## Records about charts and figures
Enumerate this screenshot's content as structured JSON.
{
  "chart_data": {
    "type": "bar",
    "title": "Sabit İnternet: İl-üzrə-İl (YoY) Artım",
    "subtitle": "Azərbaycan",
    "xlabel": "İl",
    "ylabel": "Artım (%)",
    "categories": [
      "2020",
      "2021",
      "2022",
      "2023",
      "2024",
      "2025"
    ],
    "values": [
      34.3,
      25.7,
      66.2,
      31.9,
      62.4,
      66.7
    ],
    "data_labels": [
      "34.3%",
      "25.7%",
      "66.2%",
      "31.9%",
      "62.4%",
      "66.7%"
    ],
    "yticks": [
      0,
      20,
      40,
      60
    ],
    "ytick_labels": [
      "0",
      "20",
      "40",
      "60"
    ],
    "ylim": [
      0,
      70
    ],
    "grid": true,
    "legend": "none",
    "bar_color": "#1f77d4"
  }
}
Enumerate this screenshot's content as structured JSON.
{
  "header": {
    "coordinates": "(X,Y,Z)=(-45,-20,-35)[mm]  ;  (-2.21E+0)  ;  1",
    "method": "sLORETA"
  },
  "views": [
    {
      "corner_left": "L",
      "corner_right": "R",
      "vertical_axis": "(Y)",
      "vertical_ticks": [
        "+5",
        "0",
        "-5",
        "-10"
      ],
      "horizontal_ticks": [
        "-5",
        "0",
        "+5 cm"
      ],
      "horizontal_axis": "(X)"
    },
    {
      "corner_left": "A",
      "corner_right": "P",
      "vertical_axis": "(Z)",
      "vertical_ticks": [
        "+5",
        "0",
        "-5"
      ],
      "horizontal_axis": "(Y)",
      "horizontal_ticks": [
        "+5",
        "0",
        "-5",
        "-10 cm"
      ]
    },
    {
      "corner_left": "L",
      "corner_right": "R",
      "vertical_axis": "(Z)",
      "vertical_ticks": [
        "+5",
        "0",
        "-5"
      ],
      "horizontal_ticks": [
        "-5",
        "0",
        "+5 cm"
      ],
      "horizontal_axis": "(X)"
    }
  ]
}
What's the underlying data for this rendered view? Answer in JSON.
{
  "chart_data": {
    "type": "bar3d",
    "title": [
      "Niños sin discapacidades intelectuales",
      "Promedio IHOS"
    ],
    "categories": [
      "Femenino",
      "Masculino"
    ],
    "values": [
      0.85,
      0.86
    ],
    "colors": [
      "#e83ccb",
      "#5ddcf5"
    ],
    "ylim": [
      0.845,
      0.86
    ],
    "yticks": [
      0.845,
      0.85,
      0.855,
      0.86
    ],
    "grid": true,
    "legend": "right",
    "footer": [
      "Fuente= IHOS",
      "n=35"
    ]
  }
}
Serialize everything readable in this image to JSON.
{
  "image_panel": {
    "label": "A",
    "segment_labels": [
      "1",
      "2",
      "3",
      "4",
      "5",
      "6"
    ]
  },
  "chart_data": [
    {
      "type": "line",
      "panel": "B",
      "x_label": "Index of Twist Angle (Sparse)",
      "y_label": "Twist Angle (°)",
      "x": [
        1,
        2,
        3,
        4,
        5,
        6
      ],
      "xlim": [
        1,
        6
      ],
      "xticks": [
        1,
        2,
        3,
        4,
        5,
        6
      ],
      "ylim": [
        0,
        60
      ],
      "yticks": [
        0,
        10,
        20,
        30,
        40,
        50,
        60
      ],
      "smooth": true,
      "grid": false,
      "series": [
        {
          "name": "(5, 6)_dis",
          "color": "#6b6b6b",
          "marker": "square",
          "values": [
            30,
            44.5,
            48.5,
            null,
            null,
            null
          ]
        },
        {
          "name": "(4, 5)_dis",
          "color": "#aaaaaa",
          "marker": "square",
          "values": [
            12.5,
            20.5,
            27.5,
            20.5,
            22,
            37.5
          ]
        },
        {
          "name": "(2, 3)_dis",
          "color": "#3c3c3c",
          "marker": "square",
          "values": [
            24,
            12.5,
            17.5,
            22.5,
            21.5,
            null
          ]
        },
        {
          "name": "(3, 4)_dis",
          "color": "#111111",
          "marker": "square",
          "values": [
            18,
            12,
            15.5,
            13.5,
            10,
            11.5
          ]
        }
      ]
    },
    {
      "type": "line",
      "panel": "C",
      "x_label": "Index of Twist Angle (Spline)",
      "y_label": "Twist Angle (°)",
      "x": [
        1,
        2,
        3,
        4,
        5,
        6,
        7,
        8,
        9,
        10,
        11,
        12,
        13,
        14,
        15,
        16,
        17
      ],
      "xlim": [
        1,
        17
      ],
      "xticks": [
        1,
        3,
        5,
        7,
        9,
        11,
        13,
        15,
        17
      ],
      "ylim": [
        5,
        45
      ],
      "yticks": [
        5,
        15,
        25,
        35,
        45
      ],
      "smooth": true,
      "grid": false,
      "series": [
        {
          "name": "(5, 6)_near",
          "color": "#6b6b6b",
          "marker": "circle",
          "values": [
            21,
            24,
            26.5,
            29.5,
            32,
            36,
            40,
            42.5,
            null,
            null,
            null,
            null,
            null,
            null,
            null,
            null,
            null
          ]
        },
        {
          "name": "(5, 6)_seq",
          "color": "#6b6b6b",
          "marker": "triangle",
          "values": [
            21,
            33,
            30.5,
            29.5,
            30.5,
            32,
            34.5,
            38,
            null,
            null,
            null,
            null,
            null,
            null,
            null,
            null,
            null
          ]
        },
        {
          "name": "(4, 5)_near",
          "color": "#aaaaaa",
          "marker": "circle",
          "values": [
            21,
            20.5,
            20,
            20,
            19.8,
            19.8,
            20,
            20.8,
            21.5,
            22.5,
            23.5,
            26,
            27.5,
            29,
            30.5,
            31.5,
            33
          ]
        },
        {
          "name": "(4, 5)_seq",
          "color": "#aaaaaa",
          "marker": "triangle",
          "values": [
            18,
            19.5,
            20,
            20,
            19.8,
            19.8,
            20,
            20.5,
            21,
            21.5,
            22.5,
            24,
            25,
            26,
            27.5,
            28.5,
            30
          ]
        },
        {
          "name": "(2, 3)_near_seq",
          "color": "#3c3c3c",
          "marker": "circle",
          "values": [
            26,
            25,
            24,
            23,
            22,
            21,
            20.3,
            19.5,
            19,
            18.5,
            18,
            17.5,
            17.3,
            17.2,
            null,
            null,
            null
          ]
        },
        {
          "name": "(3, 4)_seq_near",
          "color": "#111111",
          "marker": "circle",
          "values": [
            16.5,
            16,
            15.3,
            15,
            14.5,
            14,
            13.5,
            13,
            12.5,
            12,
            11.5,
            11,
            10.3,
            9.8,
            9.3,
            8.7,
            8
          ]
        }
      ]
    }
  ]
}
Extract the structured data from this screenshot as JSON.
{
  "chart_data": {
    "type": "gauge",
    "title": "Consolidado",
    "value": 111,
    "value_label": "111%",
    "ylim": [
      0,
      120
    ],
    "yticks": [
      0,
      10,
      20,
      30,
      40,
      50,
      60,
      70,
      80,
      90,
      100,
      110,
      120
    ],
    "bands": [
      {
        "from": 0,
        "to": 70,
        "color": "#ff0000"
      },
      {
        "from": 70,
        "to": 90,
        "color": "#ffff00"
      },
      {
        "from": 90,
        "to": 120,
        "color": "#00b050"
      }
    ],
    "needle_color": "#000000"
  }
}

## YOUR GOAL
Read through the entries and copy each line in which "from" appears.

## EXERCISE RESPONSE
Extract the structured data from this screenshot as JSON.
        "from": 0,
        "from": 70,
        "from": 90,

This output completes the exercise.